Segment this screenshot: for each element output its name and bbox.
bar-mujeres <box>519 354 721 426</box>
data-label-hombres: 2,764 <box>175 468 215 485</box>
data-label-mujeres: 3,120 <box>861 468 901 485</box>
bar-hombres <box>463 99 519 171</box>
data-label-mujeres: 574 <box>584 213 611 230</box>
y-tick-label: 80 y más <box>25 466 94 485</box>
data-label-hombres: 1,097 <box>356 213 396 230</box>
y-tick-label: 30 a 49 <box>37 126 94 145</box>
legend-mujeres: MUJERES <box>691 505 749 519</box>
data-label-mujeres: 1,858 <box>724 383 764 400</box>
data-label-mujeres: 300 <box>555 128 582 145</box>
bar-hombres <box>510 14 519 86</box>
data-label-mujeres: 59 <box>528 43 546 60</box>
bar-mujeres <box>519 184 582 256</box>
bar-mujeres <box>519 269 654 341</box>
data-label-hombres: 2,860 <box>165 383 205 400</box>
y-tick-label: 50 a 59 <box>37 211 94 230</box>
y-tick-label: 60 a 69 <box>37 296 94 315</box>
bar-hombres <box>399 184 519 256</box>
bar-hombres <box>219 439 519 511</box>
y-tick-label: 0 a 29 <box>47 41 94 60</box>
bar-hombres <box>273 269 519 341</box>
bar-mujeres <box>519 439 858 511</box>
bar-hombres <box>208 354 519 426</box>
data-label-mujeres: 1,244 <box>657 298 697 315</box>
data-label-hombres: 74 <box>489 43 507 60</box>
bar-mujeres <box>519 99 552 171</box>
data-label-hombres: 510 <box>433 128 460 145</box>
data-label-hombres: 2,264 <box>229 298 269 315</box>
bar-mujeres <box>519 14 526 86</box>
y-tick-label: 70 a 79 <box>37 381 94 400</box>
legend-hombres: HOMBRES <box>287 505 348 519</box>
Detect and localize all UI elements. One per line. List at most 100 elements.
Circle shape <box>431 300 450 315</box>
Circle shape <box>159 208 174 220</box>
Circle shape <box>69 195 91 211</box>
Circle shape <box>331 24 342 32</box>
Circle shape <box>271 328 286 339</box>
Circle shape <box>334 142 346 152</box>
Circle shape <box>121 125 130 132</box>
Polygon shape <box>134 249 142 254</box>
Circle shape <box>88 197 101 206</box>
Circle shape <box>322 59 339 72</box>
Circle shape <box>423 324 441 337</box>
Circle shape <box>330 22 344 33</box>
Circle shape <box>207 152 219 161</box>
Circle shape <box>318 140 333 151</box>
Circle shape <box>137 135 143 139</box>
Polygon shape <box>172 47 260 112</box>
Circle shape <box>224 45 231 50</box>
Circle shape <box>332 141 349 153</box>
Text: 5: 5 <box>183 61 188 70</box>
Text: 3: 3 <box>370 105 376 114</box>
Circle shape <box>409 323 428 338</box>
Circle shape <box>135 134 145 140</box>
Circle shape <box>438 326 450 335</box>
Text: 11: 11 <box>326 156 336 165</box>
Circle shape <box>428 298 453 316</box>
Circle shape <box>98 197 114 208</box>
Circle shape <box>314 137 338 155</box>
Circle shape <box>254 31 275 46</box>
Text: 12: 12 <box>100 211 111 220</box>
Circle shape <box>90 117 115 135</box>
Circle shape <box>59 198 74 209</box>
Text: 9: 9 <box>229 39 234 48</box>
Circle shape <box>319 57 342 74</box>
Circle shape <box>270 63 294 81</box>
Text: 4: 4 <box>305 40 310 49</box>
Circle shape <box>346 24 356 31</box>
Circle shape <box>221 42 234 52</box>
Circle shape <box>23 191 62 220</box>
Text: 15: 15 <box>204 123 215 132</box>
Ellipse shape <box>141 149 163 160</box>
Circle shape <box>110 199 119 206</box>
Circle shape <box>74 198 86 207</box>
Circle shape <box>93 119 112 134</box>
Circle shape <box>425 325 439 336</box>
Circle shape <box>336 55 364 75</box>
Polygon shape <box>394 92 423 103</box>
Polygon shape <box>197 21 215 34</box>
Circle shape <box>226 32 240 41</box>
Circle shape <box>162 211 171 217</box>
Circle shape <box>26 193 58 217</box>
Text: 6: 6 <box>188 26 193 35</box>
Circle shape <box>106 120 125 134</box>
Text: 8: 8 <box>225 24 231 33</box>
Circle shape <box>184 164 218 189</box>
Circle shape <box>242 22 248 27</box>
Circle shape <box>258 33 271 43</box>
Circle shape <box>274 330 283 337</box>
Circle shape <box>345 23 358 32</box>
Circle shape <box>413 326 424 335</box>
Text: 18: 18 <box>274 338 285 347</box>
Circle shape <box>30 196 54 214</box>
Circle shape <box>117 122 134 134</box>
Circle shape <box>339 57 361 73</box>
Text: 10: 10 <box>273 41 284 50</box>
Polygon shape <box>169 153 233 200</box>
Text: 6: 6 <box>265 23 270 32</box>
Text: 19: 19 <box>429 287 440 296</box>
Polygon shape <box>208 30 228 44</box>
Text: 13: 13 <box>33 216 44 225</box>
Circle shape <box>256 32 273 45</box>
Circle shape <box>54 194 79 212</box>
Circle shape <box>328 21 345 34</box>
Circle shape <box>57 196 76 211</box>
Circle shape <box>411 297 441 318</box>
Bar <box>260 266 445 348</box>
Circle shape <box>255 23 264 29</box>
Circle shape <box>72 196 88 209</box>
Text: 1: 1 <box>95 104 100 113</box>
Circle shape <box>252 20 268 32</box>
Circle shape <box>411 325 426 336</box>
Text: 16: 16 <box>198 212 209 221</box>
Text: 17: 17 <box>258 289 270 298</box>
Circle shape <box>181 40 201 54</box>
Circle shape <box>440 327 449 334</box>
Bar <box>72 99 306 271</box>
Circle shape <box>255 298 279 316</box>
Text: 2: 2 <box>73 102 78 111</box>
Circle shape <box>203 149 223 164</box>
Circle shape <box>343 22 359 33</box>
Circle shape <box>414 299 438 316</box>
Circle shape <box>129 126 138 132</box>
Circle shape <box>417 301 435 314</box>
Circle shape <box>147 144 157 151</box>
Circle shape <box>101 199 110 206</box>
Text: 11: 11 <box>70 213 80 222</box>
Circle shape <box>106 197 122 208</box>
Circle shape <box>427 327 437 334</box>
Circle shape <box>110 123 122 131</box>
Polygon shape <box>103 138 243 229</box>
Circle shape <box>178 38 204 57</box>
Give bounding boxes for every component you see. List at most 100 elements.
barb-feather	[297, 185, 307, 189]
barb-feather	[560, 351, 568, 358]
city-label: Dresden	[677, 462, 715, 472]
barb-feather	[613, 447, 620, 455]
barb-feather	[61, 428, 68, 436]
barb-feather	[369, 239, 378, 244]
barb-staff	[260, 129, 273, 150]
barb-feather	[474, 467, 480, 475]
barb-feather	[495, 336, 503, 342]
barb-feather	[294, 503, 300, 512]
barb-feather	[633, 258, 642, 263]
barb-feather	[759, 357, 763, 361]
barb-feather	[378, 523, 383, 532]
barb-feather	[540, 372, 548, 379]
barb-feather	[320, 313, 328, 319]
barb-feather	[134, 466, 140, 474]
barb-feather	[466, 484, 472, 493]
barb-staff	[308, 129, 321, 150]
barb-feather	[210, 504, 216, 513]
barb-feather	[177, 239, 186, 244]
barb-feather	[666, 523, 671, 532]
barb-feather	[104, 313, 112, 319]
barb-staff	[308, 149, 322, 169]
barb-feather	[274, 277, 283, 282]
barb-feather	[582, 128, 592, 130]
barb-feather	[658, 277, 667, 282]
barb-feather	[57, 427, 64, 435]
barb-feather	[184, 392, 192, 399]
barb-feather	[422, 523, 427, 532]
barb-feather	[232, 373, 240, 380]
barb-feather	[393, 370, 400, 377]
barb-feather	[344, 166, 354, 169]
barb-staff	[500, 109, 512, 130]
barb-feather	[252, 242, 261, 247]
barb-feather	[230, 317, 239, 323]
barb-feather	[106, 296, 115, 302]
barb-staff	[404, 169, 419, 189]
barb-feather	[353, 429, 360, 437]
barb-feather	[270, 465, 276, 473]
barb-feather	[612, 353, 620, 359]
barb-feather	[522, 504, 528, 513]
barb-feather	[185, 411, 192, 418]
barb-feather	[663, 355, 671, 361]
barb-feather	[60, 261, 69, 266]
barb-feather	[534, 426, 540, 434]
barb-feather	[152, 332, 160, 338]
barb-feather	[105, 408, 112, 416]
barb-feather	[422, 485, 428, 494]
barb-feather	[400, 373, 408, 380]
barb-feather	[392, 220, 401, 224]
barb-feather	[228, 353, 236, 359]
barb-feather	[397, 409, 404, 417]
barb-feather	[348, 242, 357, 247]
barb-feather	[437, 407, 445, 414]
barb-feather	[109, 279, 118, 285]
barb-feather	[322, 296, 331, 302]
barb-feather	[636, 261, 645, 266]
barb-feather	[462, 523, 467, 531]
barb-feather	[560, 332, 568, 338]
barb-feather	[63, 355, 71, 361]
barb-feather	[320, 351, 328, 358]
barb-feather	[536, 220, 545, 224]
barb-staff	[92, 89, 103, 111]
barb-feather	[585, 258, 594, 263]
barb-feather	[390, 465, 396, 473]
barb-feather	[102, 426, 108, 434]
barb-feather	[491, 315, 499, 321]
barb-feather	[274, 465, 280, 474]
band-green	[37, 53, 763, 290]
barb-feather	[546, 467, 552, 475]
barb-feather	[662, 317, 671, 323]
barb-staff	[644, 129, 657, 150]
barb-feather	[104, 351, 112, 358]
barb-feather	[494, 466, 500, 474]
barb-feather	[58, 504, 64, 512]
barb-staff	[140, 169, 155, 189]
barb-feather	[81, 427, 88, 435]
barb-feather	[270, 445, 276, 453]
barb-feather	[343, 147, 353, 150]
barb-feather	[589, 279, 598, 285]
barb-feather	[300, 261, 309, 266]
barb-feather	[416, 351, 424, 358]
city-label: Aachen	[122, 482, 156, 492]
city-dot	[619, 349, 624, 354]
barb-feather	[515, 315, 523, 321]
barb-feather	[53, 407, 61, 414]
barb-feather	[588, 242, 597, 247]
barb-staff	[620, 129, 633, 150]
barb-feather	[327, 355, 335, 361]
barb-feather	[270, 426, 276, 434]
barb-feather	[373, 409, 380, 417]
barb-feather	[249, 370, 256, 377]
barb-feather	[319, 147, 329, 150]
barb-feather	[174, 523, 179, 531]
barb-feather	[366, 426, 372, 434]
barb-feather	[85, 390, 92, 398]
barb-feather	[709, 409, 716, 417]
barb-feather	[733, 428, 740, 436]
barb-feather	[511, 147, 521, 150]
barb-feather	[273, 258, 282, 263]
============================================================
» **OBJECTIVE**: Please copy out the part of the material that runs from its beginning through the line containing "bar-hombres <box>463 99 519 171</box>", both ends included, reproducing every line without change.

» **SOLUTION FOR THIS PROBLEM**:
Segment this screenshot: for each element output its name and bbox.
bar-mujeres <box>519 354 721 426</box>
data-label-hombres: 2,764 <box>175 468 215 485</box>
data-label-mujeres: 3,120 <box>861 468 901 485</box>
bar-hombres <box>463 99 519 171</box>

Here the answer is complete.